*Requirement:*
Find every line in the records below that contains the word "莆田第六中学", and copy each such line.

*Raw data:*
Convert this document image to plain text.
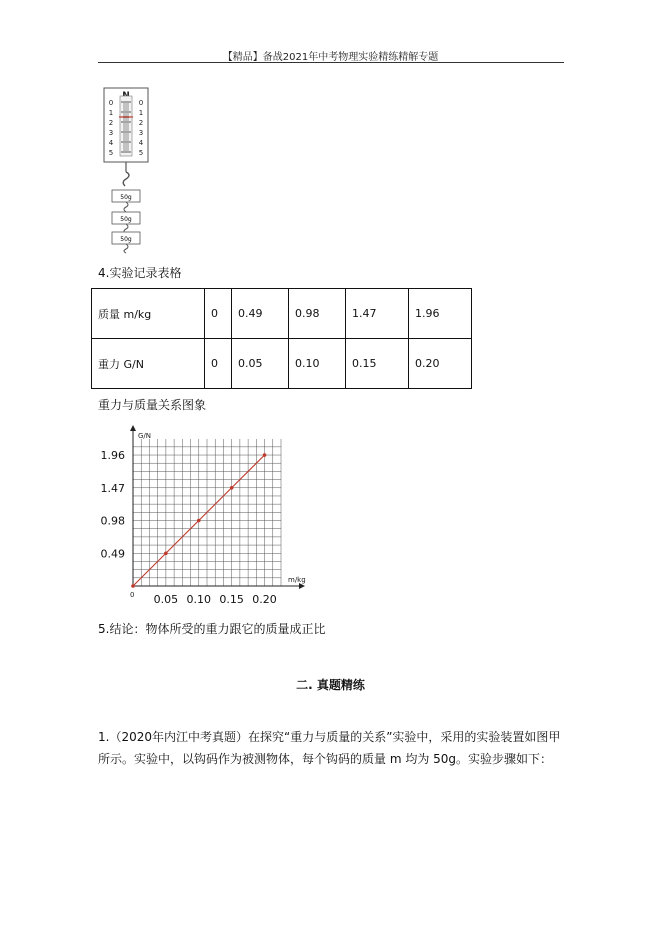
【精品】备战2021年中考物理实验精练精解专题
0
1
2
3
4
5
0
1
2
3
4
5
50g
50g
50g
4.实验记录表格
质量 m/kg	0	0.49	0.98	1.47	1.96
重力 G/N	0	0.05	0.10	0.15	0.20
重力与质量关系图象
G/N
m/kg
0
0.49
0.98
1.47
1.96
0.05 0.10 0.15 0.20
5.结论：物体所受的重力跟它的质量成正比
二. 真题精练
1.（2020年内江中考真题）在探究“重力与质量的关系”实验中，采用的实验装置如图甲
所示。实验中，以钩码作为被测物体，每个钩码的质量 m 均为 50g。实验步骤如下：
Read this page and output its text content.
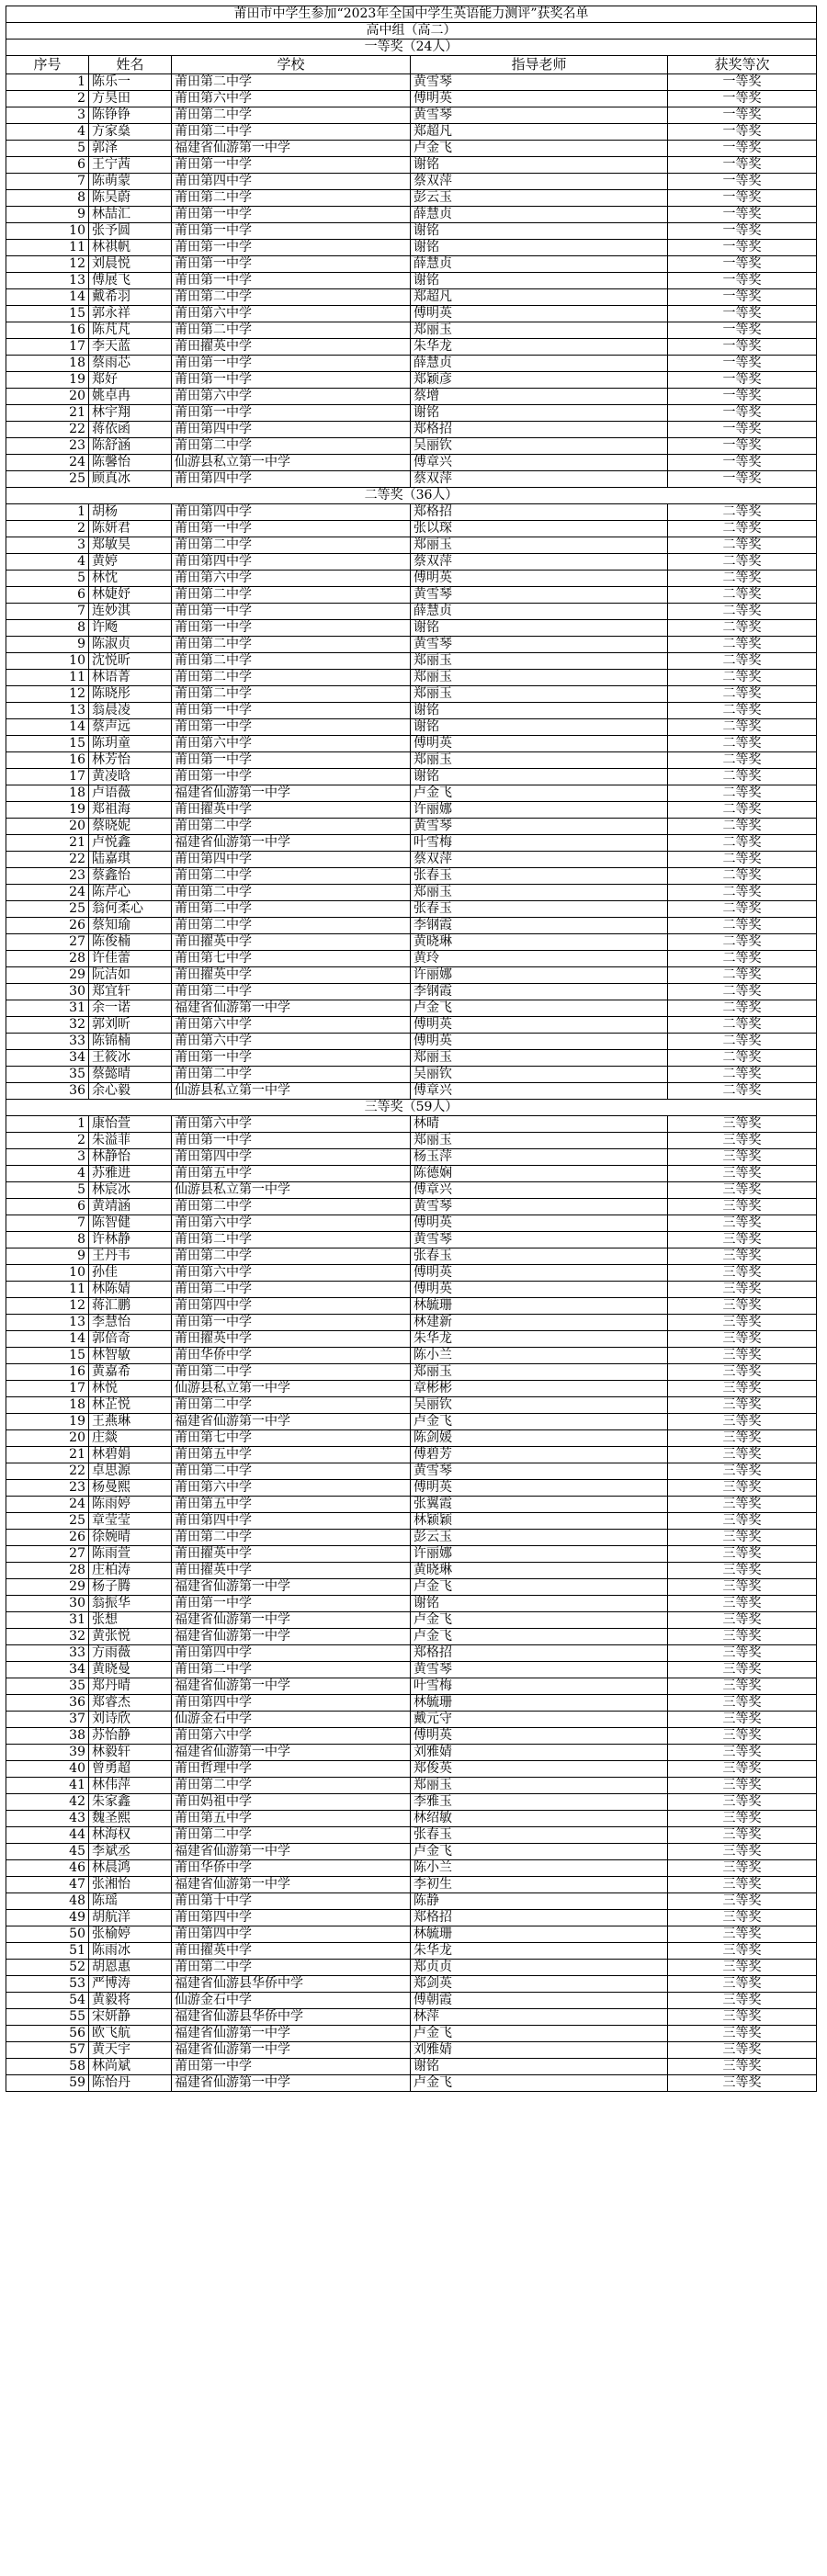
莆田市中学生参加“2023年全国中学生英语能力测评”获奖名单				
高中组（高二）				
一等奖（24人）				
序号	姓名	学校	指导老师	获奖等次
1	陈乐一	莆田第二中学	黄雪琴	一等奖
2	方昊田	莆田第六中学	傅明英	一等奖
3	陈铮铮	莆田第二中学	黄雪琴	一等奖
4	方家燊	莆田第二中学	郑超凡	一等奖
5	郭泽	福建省仙游第一中学	卢金飞	一等奖
6	王宁茜	莆田第一中学	谢铭	一等奖
7	陈萌蒙	莆田第四中学	蔡双萍	一等奖
8	陈吴蔚	莆田第二中学	彭云玉	一等奖
9	林喆汇	莆田第一中学	薛慧贞	一等奖
10	张予圆	莆田第一中学	谢铭	一等奖
11	林祺帆	莆田第一中学	谢铭	一等奖
12	刘晨悦	莆田第一中学	薛慧贞	一等奖
13	傅展飞	莆田第一中学	谢铭	一等奖
14	戴希羽	莆田第二中学	郑超凡	一等奖
15	郭永祥	莆田第六中学	傅明英	一等奖
16	陈芃芃	莆田第二中学	郑丽玉	一等奖
17	李天蓝	莆田擢英中学	朱华龙	一等奖
18	蔡雨芯	莆田第一中学	薛慧贞	一等奖
19	郑好	莆田第一中学	郑颖彦	一等奖
20	姚卓冉	莆田第六中学	蔡增	一等奖
21	林宇翔	莆田第一中学	谢铭	一等奖
22	蒋依函	莆田第四中学	郑格招	一等奖
23	陈舒涵	莆田第二中学	吴丽钦	一等奖
24	陈馨怡	仙游县私立第一中学	傅章兴	一等奖
25	顾真冰	莆田第四中学	蔡双萍	一等奖
二等奖（36人）				
1	胡杨	莆田第四中学	郑格招	二等奖
2	陈妍君	莆田第一中学	张以琛	二等奖
3	郑敏昊	莆田第二中学	郑丽玉	二等奖
4	黄婷	莆田第四中学	蔡双萍	二等奖
5	林忱	莆田第六中学	傅明英	二等奖
6	林婕妤	莆田第二中学	黄雪琴	二等奖
7	连妙淇	莆田第一中学	薛慧贞	二等奖
8	许飏	莆田第一中学	谢铭	二等奖
9	陈淑贞	莆田第二中学	黄雪琴	二等奖
10	沈悦昕	莆田第二中学	郑丽玉	二等奖
11	林语菁	莆田第二中学	郑丽玉	二等奖
12	陈晓彤	莆田第二中学	郑丽玉	二等奖
13	翁晨凌	莆田第一中学	谢铭	二等奖
14	蔡声远	莆田第一中学	谢铭	二等奖
15	陈玥童	莆田第六中学	傅明英	二等奖
16	林芳怡	莆田第一中学	郑丽玉	二等奖
17	黄凌晗	莆田第一中学	谢铭	二等奖
18	卢语薇	福建省仙游第一中学	卢金飞	二等奖
19	郑祖海	莆田擢英中学	许丽娜	二等奖
20	蔡晓妮	莆田第二中学	黄雪琴	二等奖
21	卢悦鑫	福建省仙游第一中学	叶雪梅	二等奖
22	陆嘉琪	莆田第四中学	蔡双萍	二等奖
23	蔡鑫怡	莆田第二中学	张春玉	二等奖
24	陈芹心	莆田第二中学	郑丽玉	二等奖
25	翁何柔心	莆田第二中学	张春玉	二等奖
26	蔡知瑜	莆田第二中学	李钢霞	二等奖
27	陈俊楠	莆田擢英中学	黄晓琳	二等奖
28	许佳蕾	莆田第七中学	黄玲	二等奖
29	阮洁如	莆田擢英中学	许丽娜	二等奖
30	郑宜轩	莆田第二中学	李钢霞	二等奖
31	余一诺	福建省仙游第一中学	卢金飞	二等奖
32	郭刘昕	莆田第六中学	傅明英	二等奖
33	陈锦楠	莆田第六中学	傅明英	二等奖
34	王筱冰	莆田第一中学	郑丽玉	二等奖
35	蔡懿晴	莆田第二中学	吴丽钦	二等奖
36	余心毅	仙游县私立第一中学	傅章兴	二等奖
三等奖（59人）				
1	康怡萱	莆田第六中学	林晴	三等奖
2	朱溢菲	莆田第一中学	郑丽玉	三等奖
3	林静怡	莆田第四中学	杨玉萍	三等奖
4	苏雅进	莆田第五中学	陈德娴	三等奖
5	林宸冰	仙游县私立第一中学	傅章兴	三等奖
6	黄靖涵	莆田第二中学	黄雪琴	三等奖
7	陈智健	莆田第六中学	傅明英	三等奖
8	许林静	莆田第二中学	黄雪琴	三等奖
9	王丹韦	莆田第二中学	张春玉	三等奖
10	孙佳	莆田第六中学	傅明英	三等奖
11	林陈婧	莆田第二中学	傅明英	三等奖
12	蒋汇鹏	莆田第四中学	林毓珊	三等奖
13	李慧怡	莆田第一中学	林建新	三等奖
14	郭倍奇	莆田擢英中学	朱华龙	三等奖
15	林智敏	莆田华侨中学	陈小兰	三等奖
16	黄嘉希	莆田第二中学	郑丽玉	三等奖
17	林悦	仙游县私立第一中学	章彬彬	三等奖
18	林芷悦	莆田第二中学	吴丽钦	三等奖
19	王燕琳	福建省仙游第一中学	卢金飞	三等奖
20	庄燚	莆田第七中学	陈剑媛	三等奖
21	林碧娟	莆田第五中学	傅碧芳	三等奖
22	卓思源	莆田第二中学	黄雪琴	三等奖
23	杨曼熙	莆田第六中学	傅明英	三等奖
24	陈雨婷	莆田第五中学	张翼霞	三等奖
25	章莹莹	莆田第四中学	林颖颖	三等奖
26	徐婉晴	莆田第二中学	彭云玉	三等奖
27	陈雨萱	莆田擢英中学	许丽娜	三等奖
28	庄柏涛	莆田擢英中学	黄晓琳	三等奖
29	杨子腾	福建省仙游第一中学	卢金飞	三等奖
30	翁振华	莆田第一中学	谢铭	三等奖
31	张想	福建省仙游第一中学	卢金飞	三等奖
32	黄张悦	福建省仙游第一中学	卢金飞	三等奖
33	方雨薇	莆田第四中学	郑格招	三等奖
34	黄晓曼	莆田第二中学	黄雪琴	三等奖
35	郑丹晴	福建省仙游第一中学	叶雪梅	三等奖
36	郑睿杰	莆田第四中学	林毓珊	三等奖
37	刘诗欣	仙游金石中学	戴元守	三等奖
38	苏怡静	莆田第六中学	傅明英	三等奖
39	林毅轩	福建省仙游第一中学	刘雅婧	三等奖
40	曾勇超	莆田哲理中学	郑俊英	三等奖
41	林伟萍	莆田第二中学	郑丽玉	三等奖
42	朱家鑫	莆田妈祖中学	李雅玉	三等奖
43	魏圣熙	莆田第五中学	林绍敏	三等奖
44	林海权	莆田第二中学	张春玉	三等奖
45	李斌丞	福建省仙游第一中学	卢金飞	三等奖
46	林晨鸿	莆田华侨中学	陈小兰	三等奖
47	张湘怡	福建省仙游第一中学	李初生	三等奖
48	陈瑶	莆田第十中学	陈静	三等奖
49	胡航洋	莆田第四中学	郑格招	三等奖
50	张榆婷	莆田第四中学	林毓珊	三等奖
51	陈雨冰	莆田擢英中学	朱华龙	三等奖
52	胡恩惠	莆田第二中学	郑贞贞	三等奖
53	严博涛	福建省仙游县华侨中学	郑剑英	三等奖
54	黄毅将	仙游金石中学	傅朝霞	三等奖
55	宋妍静	福建省仙游县华侨中学	林萍	三等奖
56	欧飞航	福建省仙游第一中学	卢金飞	三等奖
57	黄天宇	福建省仙游第一中学	刘雅婧	三等奖
58	林尚斌	莆田第一中学	谢铭	三等奖
59	陈怡丹	福建省仙游第一中学	卢金飞	三等奖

*Correct answer:*
2	方昊田	莆田第六中学	傅明英	一等奖
15	郭永祥	莆田第六中学	傅明英	一等奖
20	姚卓冉	莆田第六中学	蔡增	一等奖
5	林忱	莆田第六中学	傅明英	二等奖
15	陈玥童	莆田第六中学	傅明英	二等奖
32	郭刘昕	莆田第六中学	傅明英	二等奖
33	陈锦楠	莆田第六中学	傅明英	二等奖
1	康怡萱	莆田第六中学	林晴	三等奖
7	陈智健	莆田第六中学	傅明英	三等奖
10	孙佳	莆田第六中学	傅明英	三等奖
23	杨曼熙	莆田第六中学	傅明英	三等奖
38	苏怡静	莆田第六中学	傅明英	三等奖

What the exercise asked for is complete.